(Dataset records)
* * * * * * *

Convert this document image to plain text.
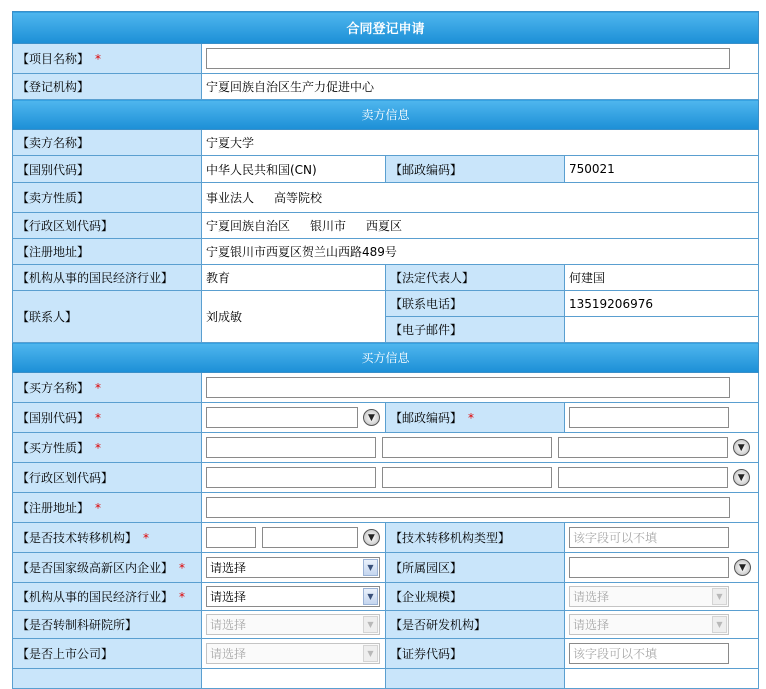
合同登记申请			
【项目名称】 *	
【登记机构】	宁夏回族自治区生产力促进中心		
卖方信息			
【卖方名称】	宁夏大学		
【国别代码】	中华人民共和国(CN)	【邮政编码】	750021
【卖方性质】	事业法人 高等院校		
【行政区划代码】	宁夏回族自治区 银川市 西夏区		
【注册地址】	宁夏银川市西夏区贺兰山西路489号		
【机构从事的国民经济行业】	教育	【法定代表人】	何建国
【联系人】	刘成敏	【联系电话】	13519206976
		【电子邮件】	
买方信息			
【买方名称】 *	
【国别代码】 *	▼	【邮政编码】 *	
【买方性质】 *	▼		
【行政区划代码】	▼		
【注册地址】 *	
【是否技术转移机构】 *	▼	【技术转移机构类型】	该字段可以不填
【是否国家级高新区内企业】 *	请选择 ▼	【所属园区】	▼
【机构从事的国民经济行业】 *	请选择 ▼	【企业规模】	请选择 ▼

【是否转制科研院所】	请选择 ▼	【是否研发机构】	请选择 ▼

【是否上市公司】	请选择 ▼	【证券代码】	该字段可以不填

* * * * * * *

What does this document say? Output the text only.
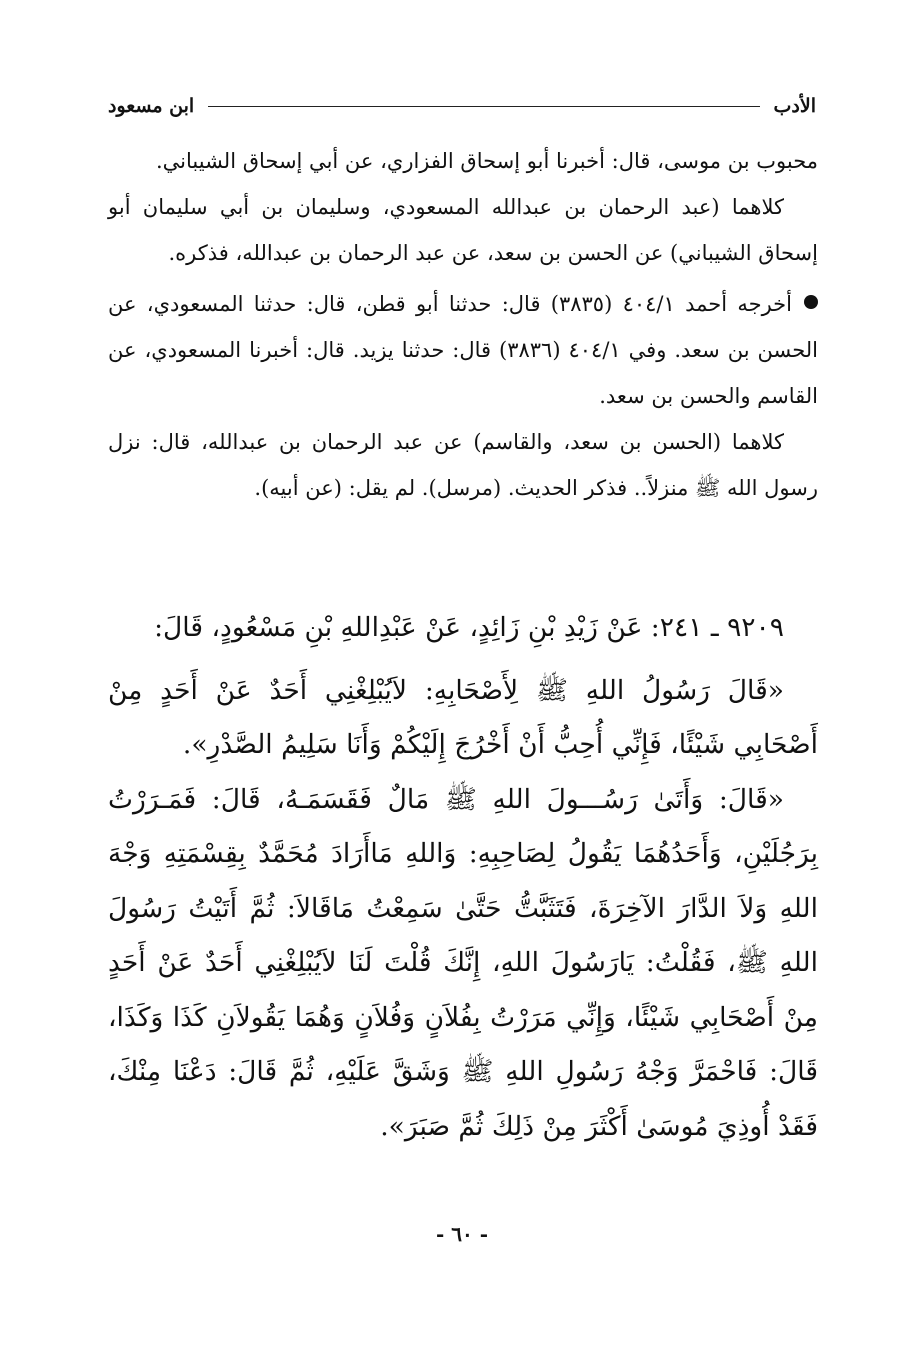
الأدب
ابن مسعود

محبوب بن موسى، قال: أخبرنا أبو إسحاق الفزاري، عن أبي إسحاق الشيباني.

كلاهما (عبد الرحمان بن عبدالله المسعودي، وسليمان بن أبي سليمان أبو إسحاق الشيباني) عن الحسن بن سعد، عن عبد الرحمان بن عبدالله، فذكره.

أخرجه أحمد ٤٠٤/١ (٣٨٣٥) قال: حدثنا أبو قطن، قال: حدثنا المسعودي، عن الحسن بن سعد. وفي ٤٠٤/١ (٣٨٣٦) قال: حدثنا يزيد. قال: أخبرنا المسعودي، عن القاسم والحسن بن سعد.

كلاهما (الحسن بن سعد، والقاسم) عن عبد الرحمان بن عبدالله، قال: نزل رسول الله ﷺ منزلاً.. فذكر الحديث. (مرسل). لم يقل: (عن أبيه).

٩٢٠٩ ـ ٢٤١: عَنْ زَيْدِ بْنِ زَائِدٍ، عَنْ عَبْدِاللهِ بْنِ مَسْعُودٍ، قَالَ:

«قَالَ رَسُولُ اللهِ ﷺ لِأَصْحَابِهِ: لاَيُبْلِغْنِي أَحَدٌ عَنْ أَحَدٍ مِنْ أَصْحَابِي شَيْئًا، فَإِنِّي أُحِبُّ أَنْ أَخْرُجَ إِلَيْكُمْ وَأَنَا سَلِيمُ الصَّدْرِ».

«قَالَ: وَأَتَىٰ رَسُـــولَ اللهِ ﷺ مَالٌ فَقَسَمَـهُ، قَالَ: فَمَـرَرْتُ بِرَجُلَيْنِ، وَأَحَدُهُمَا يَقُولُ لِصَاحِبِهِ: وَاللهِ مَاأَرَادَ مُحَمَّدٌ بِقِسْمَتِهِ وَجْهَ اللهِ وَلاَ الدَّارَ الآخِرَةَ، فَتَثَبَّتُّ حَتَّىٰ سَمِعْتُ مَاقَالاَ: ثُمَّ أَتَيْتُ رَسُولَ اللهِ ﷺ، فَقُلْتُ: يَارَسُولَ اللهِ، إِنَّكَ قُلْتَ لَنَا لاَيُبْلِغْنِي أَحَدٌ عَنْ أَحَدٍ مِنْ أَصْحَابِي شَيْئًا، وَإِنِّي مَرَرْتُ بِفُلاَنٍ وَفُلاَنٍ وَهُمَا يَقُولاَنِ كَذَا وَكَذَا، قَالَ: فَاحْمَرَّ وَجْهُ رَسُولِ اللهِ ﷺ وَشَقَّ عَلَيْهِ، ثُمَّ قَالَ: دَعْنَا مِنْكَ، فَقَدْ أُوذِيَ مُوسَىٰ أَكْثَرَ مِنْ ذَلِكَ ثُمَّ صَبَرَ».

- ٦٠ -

* * * * * * *

- _Short task_:
Using the records above, gather all lines where the string "الحسن" is present.

- _Solution to this task_:
كلاهما (عبد الرحمان بن عبدالله المسعودي، وسليمان بن أبي سليمان أبو إسحاق الشيباني) عن الحسن بن سعد، عن عبد الرحمان بن عبدالله، فذكره.
أخرجه أحمد ٤٠٤/١ (٣٨٣٥) قال: حدثنا أبو قطن، قال: حدثنا المسعودي، عن الحسن بن سعد. وفي ٤٠٤/١ (٣٨٣٦) قال: حدثنا يزيد. قال: أخبرنا المسعودي، عن القاسم والحسن بن سعد.
كلاهما (الحسن بن سعد، والقاسم) عن عبد الرحمان بن عبدالله، قال: نزل رسول الله ﷺ منزلاً.. فذكر الحديث. (مرسل). لم يقل: (عن أبيه).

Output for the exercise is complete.